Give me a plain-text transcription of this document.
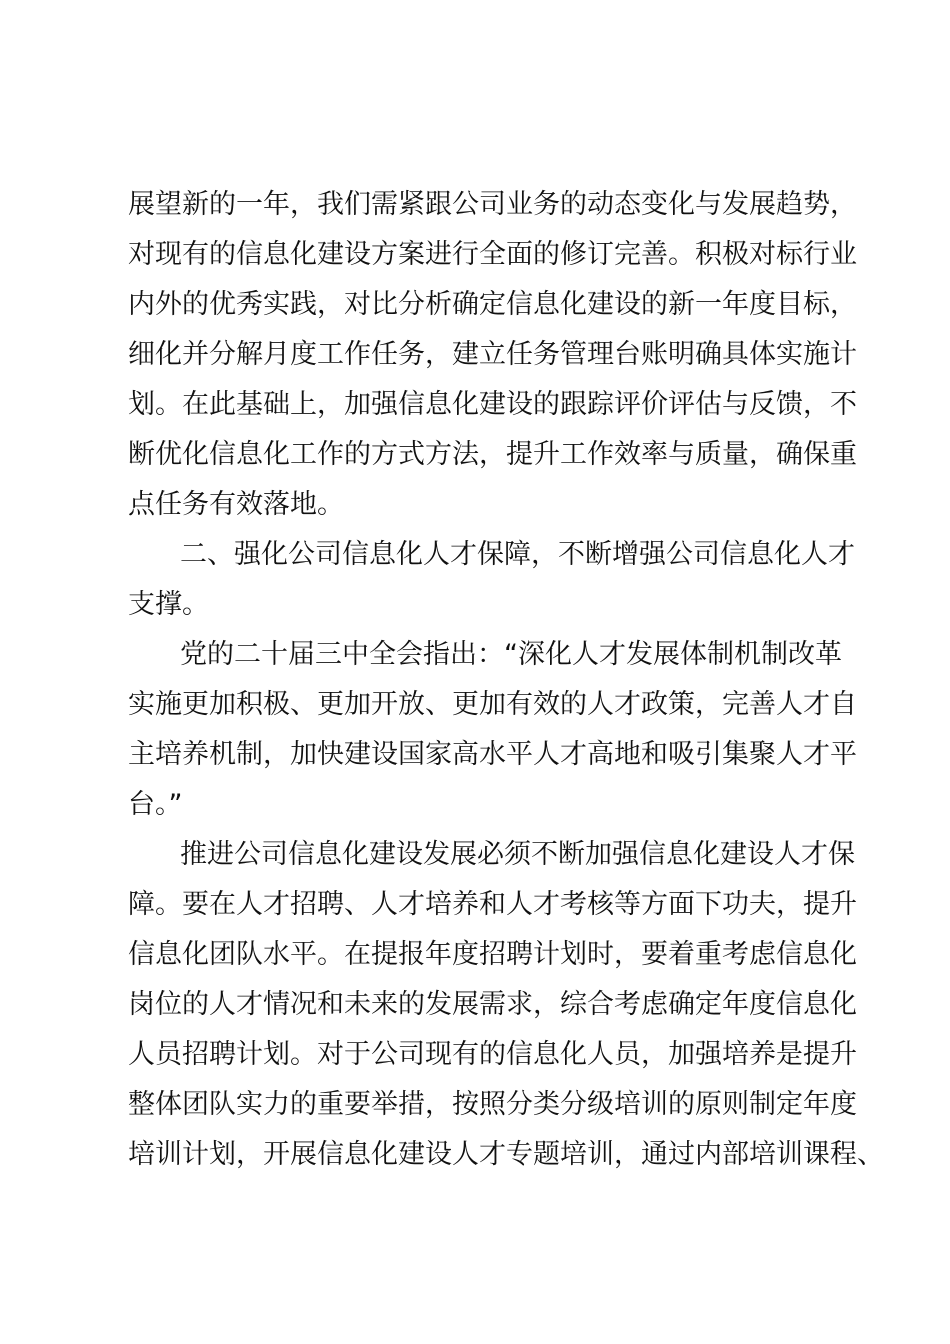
展望新的一年，我们需紧跟公司业务的动态变化与发展趋势，
对现有的信息化建设方案进行全面的修订完善。积极对标行业
内外的优秀实践，对比分析确定信息化建设的新一年度目标，
细化并分解月度工作任务，建立任务管理台账明确具体实施计
划。在此基础上，加强信息化建设的跟踪评价评估与反馈，不
断优化信息化工作的方式方法，提升工作效率与质量，确保重
点任务有效落地。
二、强化公司信息化人才保障，不断增强公司信息化人才
支撑。
党的二十届三中全会指出：“深化人才发展体制机制改革
实施更加积极、更加开放、更加有效的人才政策，完善人才自
主培养机制，加快建设国家高水平人才高地和吸引集聚人才平
台。”
推进公司信息化建设发展必须不断加强信息化建设人才保
障。要在人才招聘、人才培养和人才考核等方面下功夫，提升
信息化团队水平。在提报年度招聘计划时，要着重考虑信息化
岗位的人才情况和未来的发展需求，综合考虑确定年度信息化
人员招聘计划。对于公司现有的信息化人员，加强培养是提升
整体团队实力的重要举措，按照分类分级培训的原则制定年度
培训计划，开展信息化建设人才专题培训，通过内部培训课程、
********
- [WHAT TO WORK ON] Print the listing above in full, exactly as written. Omit any pictures.

- [CORRECT OUTPUT]
Give me a plain-text transcription of this document.
展望新的一年，我们需紧跟公司业务的动态变化与发展趋势，
对现有的信息化建设方案进行全面的修订完善。积极对标行业
内外的优秀实践，对比分析确定信息化建设的新一年度目标，
细化并分解月度工作任务，建立任务管理台账明确具体实施计
划。在此基础上，加强信息化建设的跟踪评价评估与反馈，不
断优化信息化工作的方式方法，提升工作效率与质量，确保重
点任务有效落地。
二、强化公司信息化人才保障，不断增强公司信息化人才
支撑。
党的二十届三中全会指出：“深化人才发展体制机制改革
实施更加积极、更加开放、更加有效的人才政策，完善人才自
主培养机制，加快建设国家高水平人才高地和吸引集聚人才平
台。”
推进公司信息化建设发展必须不断加强信息化建设人才保
障。要在人才招聘、人才培养和人才考核等方面下功夫，提升
信息化团队水平。在提报年度招聘计划时，要着重考虑信息化
岗位的人才情况和未来的发展需求，综合考虑确定年度信息化
人员招聘计划。对于公司现有的信息化人员，加强培养是提升
整体团队实力的重要举措，按照分类分级培训的原则制定年度
培训计划，开展信息化建设人才专题培训，通过内部培训课程、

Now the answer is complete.